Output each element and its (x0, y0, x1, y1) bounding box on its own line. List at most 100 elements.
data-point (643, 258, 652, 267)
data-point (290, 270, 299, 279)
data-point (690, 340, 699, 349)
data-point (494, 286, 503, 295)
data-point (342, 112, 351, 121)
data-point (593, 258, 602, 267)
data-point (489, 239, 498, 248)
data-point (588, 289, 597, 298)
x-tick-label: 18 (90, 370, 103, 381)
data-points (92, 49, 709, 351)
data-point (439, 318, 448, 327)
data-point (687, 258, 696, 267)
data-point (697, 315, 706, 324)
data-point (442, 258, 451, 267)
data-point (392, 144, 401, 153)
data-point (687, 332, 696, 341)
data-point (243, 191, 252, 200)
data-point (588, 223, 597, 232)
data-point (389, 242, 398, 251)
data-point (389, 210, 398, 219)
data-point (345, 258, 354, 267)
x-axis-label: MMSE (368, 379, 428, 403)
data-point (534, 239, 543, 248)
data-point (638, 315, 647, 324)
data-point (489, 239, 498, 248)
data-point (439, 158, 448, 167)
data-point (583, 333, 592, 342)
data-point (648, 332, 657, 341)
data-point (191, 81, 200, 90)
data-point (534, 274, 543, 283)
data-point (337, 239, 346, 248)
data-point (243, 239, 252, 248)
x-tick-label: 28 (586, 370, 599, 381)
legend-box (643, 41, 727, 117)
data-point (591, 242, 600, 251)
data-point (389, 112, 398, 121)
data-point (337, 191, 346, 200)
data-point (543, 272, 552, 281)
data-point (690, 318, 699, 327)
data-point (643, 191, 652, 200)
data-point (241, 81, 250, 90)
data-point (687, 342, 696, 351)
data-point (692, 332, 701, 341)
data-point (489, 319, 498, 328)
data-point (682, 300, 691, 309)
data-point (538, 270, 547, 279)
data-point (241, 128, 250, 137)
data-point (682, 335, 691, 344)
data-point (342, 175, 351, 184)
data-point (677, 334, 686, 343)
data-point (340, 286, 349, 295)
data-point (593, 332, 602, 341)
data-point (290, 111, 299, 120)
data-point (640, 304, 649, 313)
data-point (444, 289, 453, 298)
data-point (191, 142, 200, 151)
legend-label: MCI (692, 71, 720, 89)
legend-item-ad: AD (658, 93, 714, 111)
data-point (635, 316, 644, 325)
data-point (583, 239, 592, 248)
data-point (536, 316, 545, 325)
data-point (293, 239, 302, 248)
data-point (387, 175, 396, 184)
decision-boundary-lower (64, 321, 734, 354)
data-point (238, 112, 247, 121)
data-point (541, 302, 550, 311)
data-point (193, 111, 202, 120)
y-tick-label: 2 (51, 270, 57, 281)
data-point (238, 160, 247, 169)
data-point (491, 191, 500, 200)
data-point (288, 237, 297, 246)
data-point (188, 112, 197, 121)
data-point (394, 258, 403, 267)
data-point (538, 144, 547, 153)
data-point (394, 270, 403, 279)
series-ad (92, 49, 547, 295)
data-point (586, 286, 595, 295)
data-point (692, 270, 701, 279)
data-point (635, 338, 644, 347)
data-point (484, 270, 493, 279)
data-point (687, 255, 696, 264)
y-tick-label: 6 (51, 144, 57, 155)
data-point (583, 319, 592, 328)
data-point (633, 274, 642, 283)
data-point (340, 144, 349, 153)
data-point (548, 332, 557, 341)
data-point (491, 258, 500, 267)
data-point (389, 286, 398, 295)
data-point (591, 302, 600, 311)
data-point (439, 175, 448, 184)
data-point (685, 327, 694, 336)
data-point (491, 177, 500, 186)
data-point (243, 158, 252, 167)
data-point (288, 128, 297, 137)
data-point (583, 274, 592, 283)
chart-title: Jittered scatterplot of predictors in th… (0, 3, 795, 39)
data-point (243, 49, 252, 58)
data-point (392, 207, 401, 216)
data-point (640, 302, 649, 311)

------------------------------------------------

Exercise objective:
Locate each line in the data above that contains the string "tick" and copy those lines. Uppercase and lowercase letters must match.

Solved exercise:
x-tick-label: 18 (90, 370, 103, 381)
x-tick-label: 28 (586, 370, 599, 381)
y-tick-label: 2 (51, 270, 57, 281)
y-tick-label: 6 (51, 144, 57, 155)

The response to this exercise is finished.